### MATERIALS PROVIDED ###

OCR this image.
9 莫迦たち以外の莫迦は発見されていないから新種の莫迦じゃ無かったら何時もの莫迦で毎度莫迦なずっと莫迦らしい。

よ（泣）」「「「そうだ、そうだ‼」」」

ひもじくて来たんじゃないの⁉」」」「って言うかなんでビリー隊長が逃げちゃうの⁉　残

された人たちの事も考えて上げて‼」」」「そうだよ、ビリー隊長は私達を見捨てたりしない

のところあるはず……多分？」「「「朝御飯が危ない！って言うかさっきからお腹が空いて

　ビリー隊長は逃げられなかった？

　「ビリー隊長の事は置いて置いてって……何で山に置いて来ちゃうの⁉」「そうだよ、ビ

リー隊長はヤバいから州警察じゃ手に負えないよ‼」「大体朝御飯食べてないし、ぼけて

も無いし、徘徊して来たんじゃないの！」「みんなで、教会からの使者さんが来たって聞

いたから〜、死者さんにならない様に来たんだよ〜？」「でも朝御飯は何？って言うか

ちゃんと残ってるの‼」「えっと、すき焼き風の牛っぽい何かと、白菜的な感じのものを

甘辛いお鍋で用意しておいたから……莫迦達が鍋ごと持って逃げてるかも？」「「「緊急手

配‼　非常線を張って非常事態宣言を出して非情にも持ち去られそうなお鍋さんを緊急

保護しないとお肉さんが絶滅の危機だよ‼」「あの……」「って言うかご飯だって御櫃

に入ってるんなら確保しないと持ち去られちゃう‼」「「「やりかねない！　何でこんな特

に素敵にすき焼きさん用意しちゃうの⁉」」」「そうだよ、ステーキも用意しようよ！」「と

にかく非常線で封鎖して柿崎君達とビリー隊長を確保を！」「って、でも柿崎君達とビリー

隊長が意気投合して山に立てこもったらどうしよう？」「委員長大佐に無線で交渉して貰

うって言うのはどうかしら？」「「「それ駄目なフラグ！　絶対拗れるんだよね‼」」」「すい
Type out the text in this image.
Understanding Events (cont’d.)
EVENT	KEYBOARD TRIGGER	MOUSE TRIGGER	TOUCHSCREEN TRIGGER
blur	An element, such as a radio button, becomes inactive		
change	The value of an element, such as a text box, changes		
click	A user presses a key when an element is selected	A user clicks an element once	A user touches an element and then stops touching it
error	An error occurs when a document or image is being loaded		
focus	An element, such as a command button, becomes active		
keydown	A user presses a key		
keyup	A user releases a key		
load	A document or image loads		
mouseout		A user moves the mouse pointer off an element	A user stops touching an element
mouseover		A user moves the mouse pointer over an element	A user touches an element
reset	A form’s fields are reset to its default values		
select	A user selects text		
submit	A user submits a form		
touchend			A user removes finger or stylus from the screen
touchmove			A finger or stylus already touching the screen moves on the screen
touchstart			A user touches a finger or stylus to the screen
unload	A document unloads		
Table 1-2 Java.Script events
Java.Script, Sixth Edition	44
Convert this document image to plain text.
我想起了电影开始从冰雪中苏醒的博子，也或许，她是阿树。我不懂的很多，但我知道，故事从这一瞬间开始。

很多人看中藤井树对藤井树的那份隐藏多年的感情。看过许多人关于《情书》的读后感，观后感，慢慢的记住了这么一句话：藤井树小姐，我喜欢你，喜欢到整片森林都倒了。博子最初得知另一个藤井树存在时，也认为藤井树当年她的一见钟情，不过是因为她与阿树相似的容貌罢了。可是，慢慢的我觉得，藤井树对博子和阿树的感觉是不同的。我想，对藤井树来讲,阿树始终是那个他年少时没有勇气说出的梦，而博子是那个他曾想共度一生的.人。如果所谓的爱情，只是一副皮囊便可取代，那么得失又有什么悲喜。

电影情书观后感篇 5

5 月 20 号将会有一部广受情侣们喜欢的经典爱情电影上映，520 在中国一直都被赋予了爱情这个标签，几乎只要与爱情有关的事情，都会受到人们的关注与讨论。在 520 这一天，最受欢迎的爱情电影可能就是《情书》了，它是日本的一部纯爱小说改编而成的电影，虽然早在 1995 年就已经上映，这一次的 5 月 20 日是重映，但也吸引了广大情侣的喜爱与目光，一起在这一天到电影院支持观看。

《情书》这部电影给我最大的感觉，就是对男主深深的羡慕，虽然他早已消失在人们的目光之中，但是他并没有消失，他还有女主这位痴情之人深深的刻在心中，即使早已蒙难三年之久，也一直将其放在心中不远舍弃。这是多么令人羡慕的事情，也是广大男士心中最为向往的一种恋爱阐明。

###

■ EXERCISE REQUIREMENTS ■
Copy only this span: the line that contains "Type out the text in this image.", the last line, and every line between them.

■ RESULT OF THIS TASK ■
Type out the text in this image.
Understanding Events (cont’d.)
EVENT	KEYBOARD TRIGGER	MOUSE TRIGGER	TOUCHSCREEN TRIGGER
blur	An element, such as a radio button, becomes inactive		
change	The value of an element, such as a text box, changes		
click	A user presses a key when an element is selected	A user clicks an element once	A user touches an element and then stops touching it
error	An error occurs when a document or image is being loaded		
focus	An element, such as a command button, becomes active		
keydown	A user presses a key		
keyup	A user releases a key		
load	A document or image loads		
mouseout		A user moves the mouse pointer off an element	A user stops touching an element
mouseover		A user moves the mouse pointer over an element	A user touches an element
reset	A form’s fields are reset to its default values		
select	A user selects text		
submit	A user submits a form		
touchend			A user removes finger or stylus from the screen
touchmove			A finger or stylus already touching the screen moves on the screen
touchstart			A user touches a finger or stylus to the screen
unload	A document unloads		
Table 1-2 Java.Script events
Java.Script, Sixth Edition	44
Convert this document image to plain text.
我想起了电影开始从冰雪中苏醒的博子，也或许，她是阿树。我不懂的很多，但我知道，故事从这一瞬间开始。

很多人看中藤井树对藤井树的那份隐藏多年的感情。看过许多人关于《情书》的读后感，观后感，慢慢的记住了这么一句话：藤井树小姐，我喜欢你，喜欢到整片森林都倒了。博子最初得知另一个藤井树存在时，也认为藤井树当年她的一见钟情，不过是因为她与阿树相似的容貌罢了。可是，慢慢的我觉得，藤井树对博子和阿树的感觉是不同的。我想，对藤井树来讲,阿树始终是那个他年少时没有勇气说出的梦，而博子是那个他曾想共度一生的.人。如果所谓的爱情，只是一副皮囊便可取代，那么得失又有什么悲喜。

电影情书观后感篇 5

5 月 20 号将会有一部广受情侣们喜欢的经典爱情电影上映，520 在中国一直都被赋予了爱情这个标签，几乎只要与爱情有关的事情，都会受到人们的关注与讨论。在 520 这一天，最受欢迎的爱情电影可能就是《情书》了，它是日本的一部纯爱小说改编而成的电影，虽然早在 1995 年就已经上映，这一次的 5 月 20 日是重映，但也吸引了广大情侣的喜爱与目光，一起在这一天到电影院支持观看。

《情书》这部电影给我最大的感觉，就是对男主深深的羡慕，虽然他早已消失在人们的目光之中，但是他并没有消失，他还有女主这位痴情之人深深的刻在心中，即使早已蒙难三年之久，也一直将其放在心中不远舍弃。这是多么令人羡慕的事情，也是广大男士心中最为向往的一种恋爱阐明。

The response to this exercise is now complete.